DATA TO PROCESS —

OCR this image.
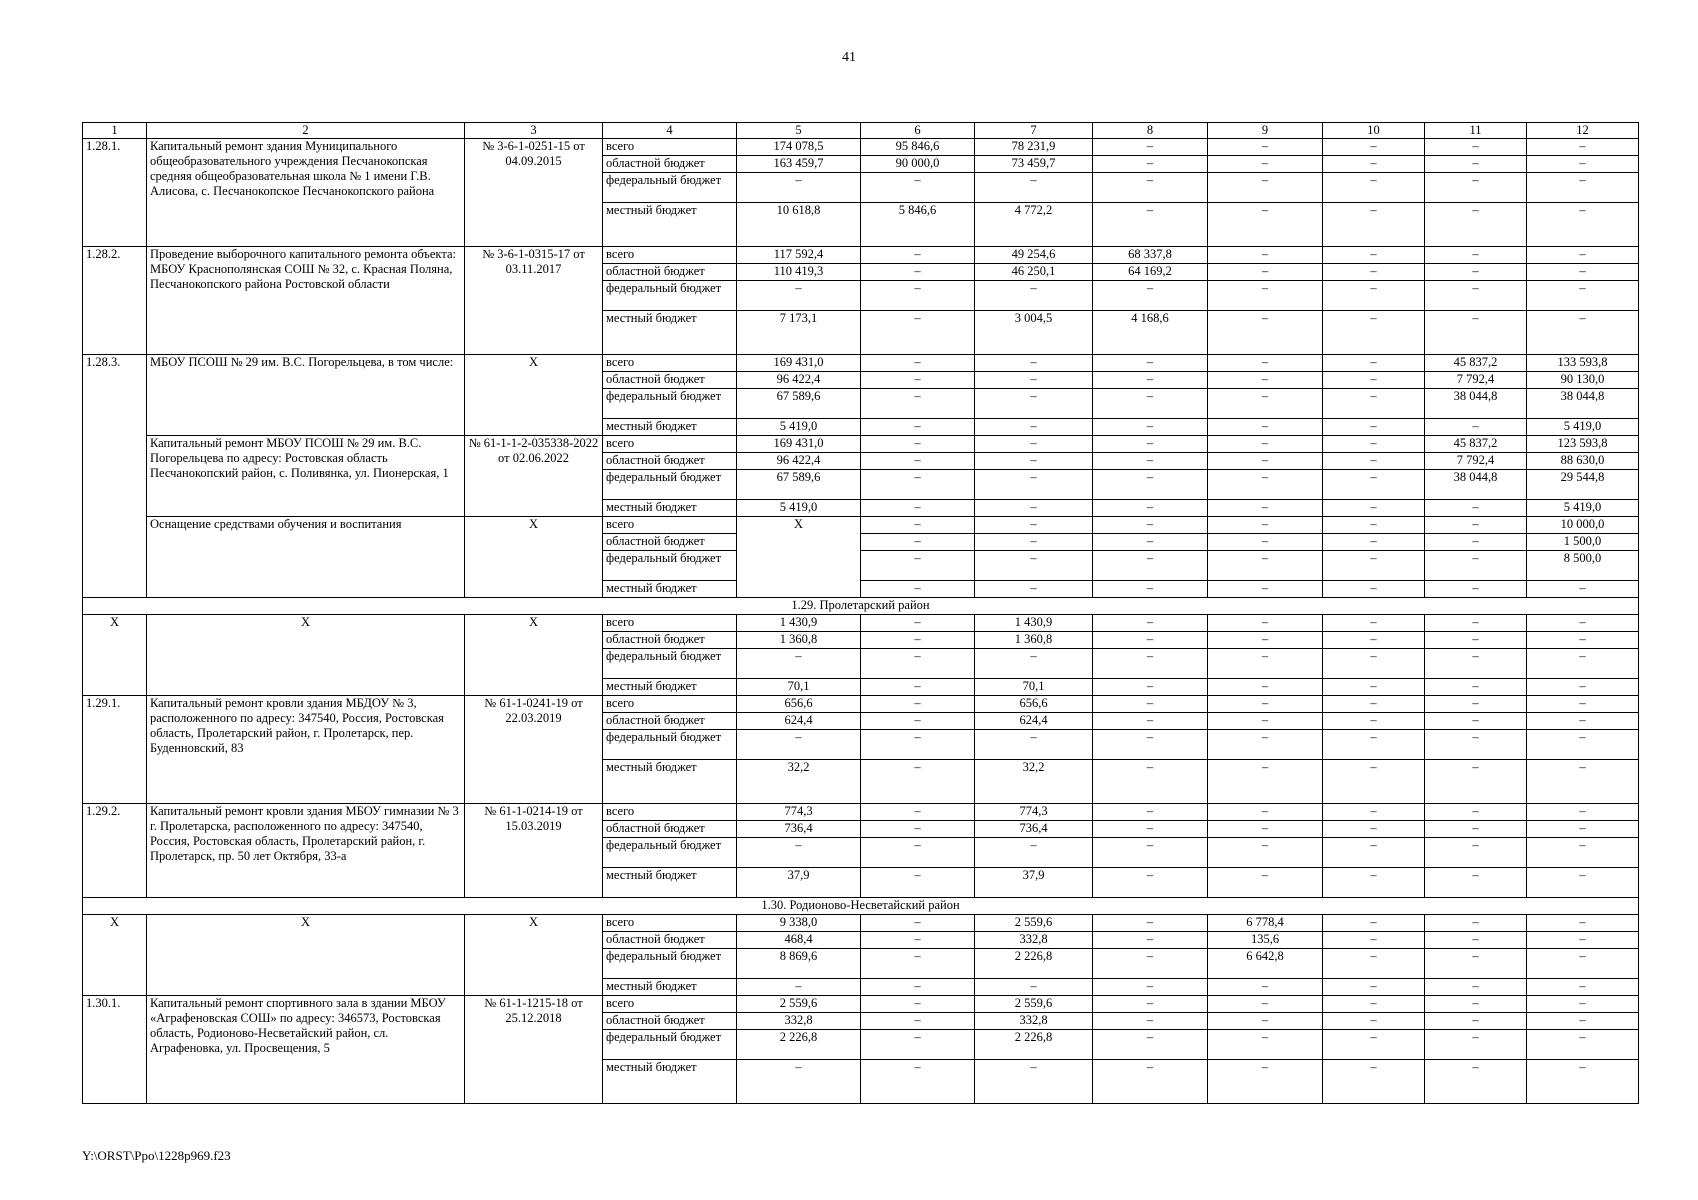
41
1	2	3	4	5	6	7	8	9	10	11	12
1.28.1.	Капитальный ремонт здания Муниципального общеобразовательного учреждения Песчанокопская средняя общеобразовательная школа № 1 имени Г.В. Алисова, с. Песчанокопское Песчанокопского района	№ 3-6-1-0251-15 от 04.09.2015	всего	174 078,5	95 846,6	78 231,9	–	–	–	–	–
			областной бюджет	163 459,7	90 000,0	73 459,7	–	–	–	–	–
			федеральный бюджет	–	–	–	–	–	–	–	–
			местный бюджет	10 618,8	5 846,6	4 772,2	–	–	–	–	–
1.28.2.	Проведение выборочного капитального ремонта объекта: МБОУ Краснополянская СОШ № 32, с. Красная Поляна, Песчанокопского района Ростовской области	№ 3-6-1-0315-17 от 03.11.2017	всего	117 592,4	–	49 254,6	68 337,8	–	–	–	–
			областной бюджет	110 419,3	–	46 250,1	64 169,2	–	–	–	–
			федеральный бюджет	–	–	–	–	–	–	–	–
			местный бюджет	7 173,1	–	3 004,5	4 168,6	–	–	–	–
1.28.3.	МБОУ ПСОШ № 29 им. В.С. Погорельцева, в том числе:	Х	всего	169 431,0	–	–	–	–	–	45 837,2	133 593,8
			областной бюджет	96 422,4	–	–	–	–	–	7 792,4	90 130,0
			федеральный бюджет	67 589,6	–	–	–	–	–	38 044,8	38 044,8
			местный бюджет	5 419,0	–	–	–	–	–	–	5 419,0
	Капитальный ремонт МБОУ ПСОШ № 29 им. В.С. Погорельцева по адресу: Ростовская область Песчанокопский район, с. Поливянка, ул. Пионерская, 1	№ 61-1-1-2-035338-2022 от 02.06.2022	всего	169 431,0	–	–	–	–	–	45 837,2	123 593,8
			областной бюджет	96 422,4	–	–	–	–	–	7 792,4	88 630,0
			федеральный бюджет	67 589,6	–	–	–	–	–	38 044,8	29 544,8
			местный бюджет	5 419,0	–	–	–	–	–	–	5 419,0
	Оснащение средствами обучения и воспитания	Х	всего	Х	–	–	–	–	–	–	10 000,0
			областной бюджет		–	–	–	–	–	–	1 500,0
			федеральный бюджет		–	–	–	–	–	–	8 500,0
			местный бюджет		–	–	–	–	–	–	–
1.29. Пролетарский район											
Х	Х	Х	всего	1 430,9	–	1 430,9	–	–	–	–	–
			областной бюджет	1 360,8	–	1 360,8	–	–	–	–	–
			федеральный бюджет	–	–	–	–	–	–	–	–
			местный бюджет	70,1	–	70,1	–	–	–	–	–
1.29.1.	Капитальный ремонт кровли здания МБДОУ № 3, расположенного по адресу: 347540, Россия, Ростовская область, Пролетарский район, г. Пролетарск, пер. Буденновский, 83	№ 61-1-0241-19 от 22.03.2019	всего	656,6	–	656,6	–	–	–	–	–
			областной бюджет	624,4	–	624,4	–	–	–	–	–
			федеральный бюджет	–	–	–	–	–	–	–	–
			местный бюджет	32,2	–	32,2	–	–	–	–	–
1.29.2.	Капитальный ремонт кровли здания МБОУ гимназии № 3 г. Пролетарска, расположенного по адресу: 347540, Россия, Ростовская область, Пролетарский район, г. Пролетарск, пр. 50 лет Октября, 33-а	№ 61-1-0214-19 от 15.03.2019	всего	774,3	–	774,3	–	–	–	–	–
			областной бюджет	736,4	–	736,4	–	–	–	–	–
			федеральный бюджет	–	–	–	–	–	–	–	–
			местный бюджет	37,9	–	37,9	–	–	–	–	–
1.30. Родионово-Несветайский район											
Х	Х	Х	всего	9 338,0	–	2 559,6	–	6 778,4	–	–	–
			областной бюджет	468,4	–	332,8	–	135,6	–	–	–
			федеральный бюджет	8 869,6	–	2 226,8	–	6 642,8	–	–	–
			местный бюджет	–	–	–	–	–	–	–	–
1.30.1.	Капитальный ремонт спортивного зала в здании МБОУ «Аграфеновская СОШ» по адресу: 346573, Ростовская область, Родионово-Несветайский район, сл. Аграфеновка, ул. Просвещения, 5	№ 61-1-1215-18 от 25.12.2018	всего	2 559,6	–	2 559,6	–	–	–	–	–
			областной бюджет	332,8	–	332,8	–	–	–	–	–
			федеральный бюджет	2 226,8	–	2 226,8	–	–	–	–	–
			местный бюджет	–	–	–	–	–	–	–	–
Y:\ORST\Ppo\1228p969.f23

WHAT THE EXERCISE ASKS —
Isolate the lines that hold the word "расположенного" and copy all of them.

ANSWER FOR THE TASK —
1.29.1.	Капитальный ремонт кровли здания МБДОУ № 3, расположенного по адресу: 347540, Россия, Ростовская область, Пролетарский район, г. Пролетарск, пер. Буденновский, 83	№ 61-1-0241-19 от 22.03.2019	всего	656,6	–	656,6	–	–	–	–	–
1.29.2.	Капитальный ремонт кровли здания МБОУ гимназии № 3 г. Пролетарска, расположенного по адресу: 347540, Россия, Ростовская область, Пролетарский район, г. Пролетарск, пр. 50 лет Октября, 33-а	№ 61-1-0214-19 от 15.03.2019	всего	774,3	–	774,3	–	–	–	–	–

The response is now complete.